__Your instructions__: All lines in the records below from the line with "Give me the" through the line with "Output a JSON object containing" are to be given again exactly, both ends included; the pictures are to be left out.

__Data__:
--
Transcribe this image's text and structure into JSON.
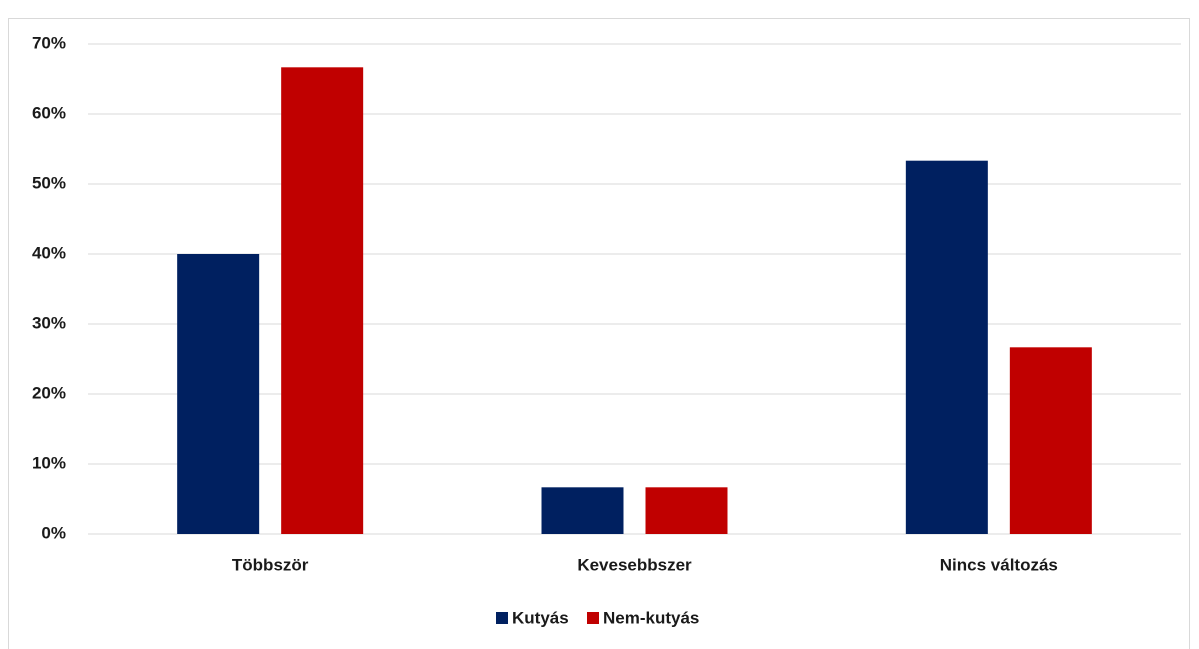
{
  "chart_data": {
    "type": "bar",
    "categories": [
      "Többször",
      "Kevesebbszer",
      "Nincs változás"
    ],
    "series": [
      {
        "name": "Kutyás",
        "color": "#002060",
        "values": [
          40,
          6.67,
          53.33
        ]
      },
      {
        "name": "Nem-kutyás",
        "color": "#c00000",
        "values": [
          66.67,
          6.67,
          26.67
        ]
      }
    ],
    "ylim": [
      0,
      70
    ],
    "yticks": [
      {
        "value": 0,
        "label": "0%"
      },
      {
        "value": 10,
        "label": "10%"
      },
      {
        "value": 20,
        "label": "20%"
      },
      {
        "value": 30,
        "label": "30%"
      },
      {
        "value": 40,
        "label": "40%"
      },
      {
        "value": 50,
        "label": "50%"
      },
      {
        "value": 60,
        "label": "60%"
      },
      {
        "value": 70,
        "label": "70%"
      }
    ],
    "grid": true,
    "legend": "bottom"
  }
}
--
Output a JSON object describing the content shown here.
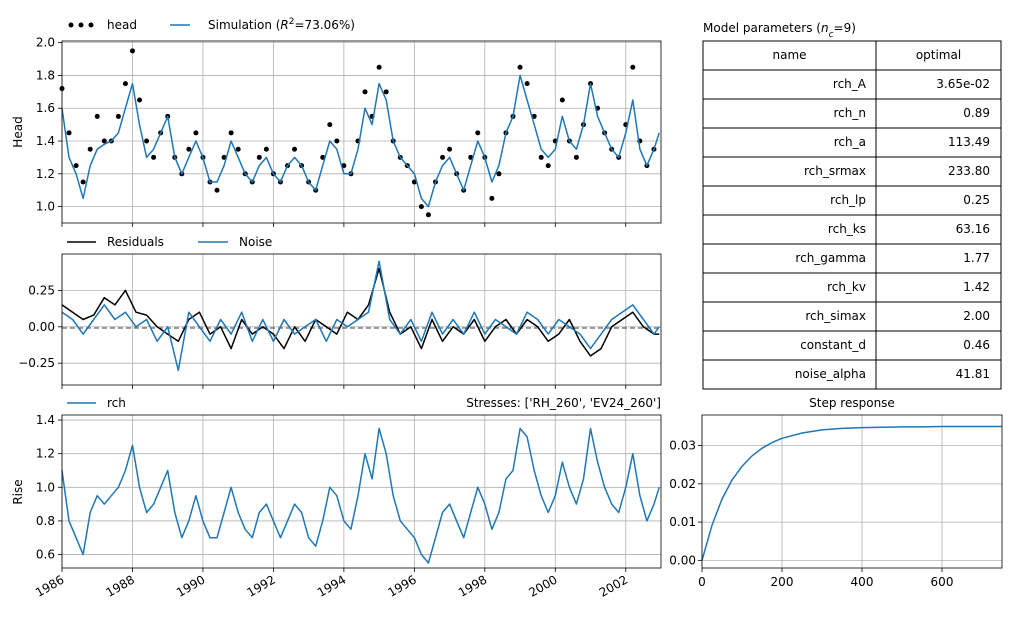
--
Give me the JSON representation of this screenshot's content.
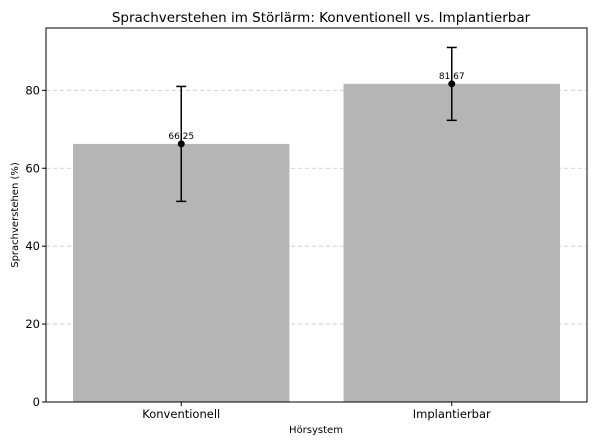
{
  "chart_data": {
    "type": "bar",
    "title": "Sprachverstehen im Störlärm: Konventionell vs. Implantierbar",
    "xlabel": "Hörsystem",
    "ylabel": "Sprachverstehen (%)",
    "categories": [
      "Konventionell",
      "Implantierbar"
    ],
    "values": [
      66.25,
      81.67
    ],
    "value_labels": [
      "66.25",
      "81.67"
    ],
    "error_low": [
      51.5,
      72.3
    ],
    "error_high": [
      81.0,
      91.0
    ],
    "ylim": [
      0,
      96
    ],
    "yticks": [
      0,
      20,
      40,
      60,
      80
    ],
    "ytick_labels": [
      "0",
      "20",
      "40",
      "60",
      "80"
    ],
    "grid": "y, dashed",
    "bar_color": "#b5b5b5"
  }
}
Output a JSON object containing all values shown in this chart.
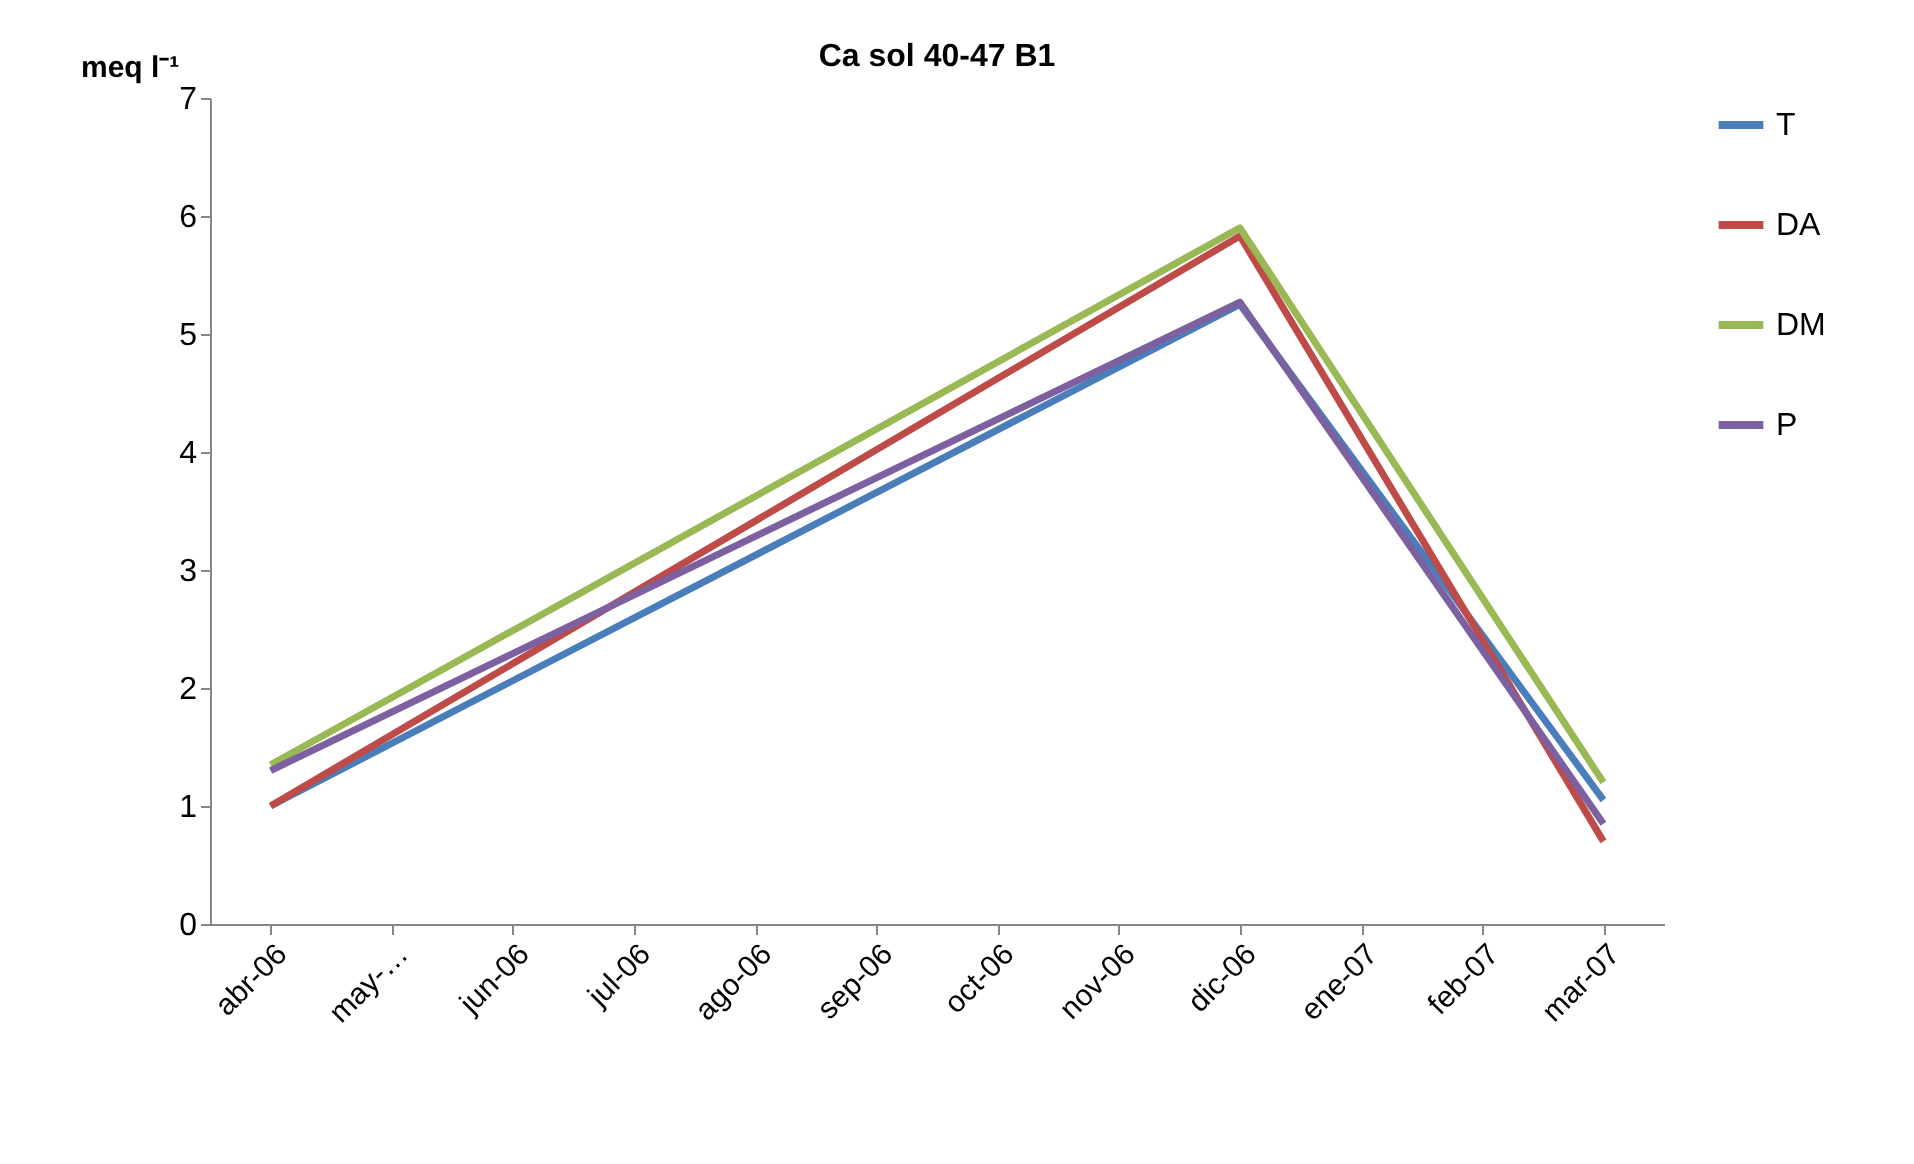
--
__Exercise answer__:
Give me the JSON representation of this screenshot's content.
{
  "chart_data": {
    "type": "bar",
    "title": "Sprachverstehen im Störlärm: Konventionell vs. Implantierbar",
    "xlabel": "Hörsystem",
    "ylabel": "Sprachverstehen (%)",
    "categories": [
      "Konventionell",
      "Implantierbar"
    ],
    "values": [
      66.25,
      81.67
    ],
    "value_labels": [
      "66.25",
      "81.67"
    ],
    "error_low": [
      51.5,
      72.3
    ],
    "error_high": [
      81.0,
      91.0
    ],
    "ylim": [
      0,
      96
    ],
    "yticks": [
      0,
      20,
      40,
      60,
      80
    ],
    "ytick_labels": [
      "0",
      "20",
      "40",
      "60",
      "80"
    ],
    "grid": "y, dashed",
    "bar_color": "#b5b5b5"
  }
}
Output a JSON object containing all values shown in this chart.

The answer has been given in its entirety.